[RECORDS FOR PROCESSING]
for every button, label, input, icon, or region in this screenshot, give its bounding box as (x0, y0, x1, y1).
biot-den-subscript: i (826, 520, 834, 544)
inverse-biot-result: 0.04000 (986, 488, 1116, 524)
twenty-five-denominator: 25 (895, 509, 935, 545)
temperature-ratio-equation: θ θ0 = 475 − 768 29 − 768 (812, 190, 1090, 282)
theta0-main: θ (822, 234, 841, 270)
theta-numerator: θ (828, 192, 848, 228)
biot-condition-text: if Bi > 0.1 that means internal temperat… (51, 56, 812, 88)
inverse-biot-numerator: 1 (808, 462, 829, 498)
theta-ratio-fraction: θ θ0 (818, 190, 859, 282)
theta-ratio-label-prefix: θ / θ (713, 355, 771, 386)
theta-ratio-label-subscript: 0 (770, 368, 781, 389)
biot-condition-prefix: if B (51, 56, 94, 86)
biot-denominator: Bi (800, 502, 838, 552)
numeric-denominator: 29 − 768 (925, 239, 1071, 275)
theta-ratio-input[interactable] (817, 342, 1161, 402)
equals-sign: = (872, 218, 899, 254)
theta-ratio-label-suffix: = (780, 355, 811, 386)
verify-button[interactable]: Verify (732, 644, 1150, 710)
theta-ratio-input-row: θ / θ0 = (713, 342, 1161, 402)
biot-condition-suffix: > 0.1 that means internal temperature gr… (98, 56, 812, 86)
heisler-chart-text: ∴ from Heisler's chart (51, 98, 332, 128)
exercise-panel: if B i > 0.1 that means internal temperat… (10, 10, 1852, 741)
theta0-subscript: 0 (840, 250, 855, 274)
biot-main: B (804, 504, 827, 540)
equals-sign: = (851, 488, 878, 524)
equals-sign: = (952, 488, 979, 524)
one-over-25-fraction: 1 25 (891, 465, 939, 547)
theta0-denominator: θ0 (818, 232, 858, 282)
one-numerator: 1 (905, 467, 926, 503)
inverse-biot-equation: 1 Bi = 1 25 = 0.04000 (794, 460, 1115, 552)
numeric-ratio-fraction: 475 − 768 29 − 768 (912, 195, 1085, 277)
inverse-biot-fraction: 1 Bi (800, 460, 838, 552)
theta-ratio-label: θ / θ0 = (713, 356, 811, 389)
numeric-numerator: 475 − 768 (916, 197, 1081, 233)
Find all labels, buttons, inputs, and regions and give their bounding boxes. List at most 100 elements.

==

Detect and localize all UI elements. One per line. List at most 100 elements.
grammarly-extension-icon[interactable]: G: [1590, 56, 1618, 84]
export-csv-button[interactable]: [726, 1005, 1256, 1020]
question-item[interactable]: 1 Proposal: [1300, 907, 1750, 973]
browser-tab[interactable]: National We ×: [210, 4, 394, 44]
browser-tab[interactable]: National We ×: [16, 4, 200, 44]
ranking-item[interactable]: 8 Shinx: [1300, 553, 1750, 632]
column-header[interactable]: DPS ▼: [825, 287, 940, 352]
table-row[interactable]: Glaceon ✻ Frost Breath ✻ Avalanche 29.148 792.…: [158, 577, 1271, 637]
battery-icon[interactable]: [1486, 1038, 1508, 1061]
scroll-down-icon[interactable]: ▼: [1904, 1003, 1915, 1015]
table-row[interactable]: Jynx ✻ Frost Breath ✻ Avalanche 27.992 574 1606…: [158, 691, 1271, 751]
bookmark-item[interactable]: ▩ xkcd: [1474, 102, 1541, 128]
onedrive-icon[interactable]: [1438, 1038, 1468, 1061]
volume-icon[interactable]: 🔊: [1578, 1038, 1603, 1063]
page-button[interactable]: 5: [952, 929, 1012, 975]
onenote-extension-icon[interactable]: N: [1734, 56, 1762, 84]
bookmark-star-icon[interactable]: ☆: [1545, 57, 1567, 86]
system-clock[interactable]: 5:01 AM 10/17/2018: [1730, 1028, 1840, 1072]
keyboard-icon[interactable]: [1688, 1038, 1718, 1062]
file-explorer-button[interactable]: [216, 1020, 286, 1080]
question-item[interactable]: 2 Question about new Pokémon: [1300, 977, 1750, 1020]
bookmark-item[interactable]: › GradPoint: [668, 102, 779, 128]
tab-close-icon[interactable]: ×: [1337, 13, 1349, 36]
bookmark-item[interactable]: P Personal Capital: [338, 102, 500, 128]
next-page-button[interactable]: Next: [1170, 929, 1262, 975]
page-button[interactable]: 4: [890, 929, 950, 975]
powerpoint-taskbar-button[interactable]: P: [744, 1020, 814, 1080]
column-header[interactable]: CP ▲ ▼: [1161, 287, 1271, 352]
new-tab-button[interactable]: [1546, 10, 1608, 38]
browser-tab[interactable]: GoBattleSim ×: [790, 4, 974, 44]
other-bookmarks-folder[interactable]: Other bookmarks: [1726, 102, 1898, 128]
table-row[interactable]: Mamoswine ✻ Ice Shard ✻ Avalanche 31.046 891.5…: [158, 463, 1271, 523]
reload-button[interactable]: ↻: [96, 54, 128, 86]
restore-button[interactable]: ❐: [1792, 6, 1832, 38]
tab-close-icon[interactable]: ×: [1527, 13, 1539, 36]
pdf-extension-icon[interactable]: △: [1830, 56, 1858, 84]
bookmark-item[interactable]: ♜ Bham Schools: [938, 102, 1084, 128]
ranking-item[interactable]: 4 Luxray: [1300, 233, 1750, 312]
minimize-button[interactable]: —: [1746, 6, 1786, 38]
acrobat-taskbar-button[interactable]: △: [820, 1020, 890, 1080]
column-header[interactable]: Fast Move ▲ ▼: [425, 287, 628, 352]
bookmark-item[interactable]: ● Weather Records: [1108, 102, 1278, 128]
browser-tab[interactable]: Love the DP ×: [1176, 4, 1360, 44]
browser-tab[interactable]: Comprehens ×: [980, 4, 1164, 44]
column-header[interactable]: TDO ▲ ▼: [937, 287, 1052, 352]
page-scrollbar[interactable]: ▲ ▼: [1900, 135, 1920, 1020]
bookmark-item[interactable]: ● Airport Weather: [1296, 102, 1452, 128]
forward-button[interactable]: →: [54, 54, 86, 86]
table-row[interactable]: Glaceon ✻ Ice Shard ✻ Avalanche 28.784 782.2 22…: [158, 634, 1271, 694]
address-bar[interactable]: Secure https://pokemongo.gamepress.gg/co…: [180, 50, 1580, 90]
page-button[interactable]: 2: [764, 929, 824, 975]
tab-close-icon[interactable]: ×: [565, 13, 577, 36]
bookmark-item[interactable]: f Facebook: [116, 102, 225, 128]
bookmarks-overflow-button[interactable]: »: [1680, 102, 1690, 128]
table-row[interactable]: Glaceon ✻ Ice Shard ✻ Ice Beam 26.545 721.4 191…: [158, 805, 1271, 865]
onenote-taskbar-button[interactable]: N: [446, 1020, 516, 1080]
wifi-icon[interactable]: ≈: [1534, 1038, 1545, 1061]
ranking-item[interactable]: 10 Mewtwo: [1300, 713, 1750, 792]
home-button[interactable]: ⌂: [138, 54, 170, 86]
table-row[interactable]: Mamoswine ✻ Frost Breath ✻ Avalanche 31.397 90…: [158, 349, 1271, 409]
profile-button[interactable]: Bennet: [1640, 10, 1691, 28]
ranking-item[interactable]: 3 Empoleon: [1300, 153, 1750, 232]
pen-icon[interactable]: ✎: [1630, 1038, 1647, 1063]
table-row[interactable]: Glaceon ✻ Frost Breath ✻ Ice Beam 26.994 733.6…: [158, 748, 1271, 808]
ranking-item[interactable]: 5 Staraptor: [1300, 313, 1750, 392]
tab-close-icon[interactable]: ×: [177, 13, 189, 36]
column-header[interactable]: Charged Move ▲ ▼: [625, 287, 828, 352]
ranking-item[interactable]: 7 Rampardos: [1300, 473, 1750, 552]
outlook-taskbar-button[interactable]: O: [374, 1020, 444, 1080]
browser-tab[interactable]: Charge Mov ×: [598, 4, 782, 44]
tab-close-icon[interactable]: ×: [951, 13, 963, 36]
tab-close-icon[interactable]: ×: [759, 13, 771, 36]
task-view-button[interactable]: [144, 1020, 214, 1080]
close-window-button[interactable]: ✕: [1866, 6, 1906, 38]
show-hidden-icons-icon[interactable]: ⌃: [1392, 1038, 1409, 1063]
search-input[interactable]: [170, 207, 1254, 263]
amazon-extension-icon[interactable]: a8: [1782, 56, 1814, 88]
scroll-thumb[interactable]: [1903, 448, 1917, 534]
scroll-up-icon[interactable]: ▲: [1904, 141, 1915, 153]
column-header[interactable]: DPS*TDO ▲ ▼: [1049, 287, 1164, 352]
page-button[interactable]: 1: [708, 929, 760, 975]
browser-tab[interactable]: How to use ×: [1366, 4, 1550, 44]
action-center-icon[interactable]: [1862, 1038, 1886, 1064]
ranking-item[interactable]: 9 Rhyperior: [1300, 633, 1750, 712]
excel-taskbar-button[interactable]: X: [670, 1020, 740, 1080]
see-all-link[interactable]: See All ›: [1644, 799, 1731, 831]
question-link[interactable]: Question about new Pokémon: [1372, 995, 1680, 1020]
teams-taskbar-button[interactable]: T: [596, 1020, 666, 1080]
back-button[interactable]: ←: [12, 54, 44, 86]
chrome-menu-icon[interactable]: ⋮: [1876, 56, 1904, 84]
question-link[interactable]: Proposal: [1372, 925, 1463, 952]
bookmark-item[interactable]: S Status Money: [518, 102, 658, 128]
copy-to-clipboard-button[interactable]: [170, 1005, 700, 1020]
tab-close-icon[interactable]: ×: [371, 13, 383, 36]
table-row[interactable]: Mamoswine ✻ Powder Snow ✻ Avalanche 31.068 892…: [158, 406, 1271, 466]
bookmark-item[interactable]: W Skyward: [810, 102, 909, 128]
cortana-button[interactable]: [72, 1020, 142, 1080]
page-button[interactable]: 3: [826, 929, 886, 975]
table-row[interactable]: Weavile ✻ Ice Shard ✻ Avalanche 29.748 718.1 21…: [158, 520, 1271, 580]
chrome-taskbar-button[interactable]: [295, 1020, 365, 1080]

[EXERCISE INSTRUCTIONS]
Quote the listing lines beginning with the line containing "Detect and localize" and continuing through the line containing "browser-tab[interactable]: National We ×: [210, 4, 394, 44]".

[ANSWER TO THE TASK]
Detect and localize all UI elements. One per line. List at most 100 elements.
grammarly-extension-icon[interactable]: G: [1590, 56, 1618, 84]
export-csv-button[interactable]: [726, 1005, 1256, 1020]
question-item[interactable]: 1 Proposal: [1300, 907, 1750, 973]
browser-tab[interactable]: National We ×: [210, 4, 394, 44]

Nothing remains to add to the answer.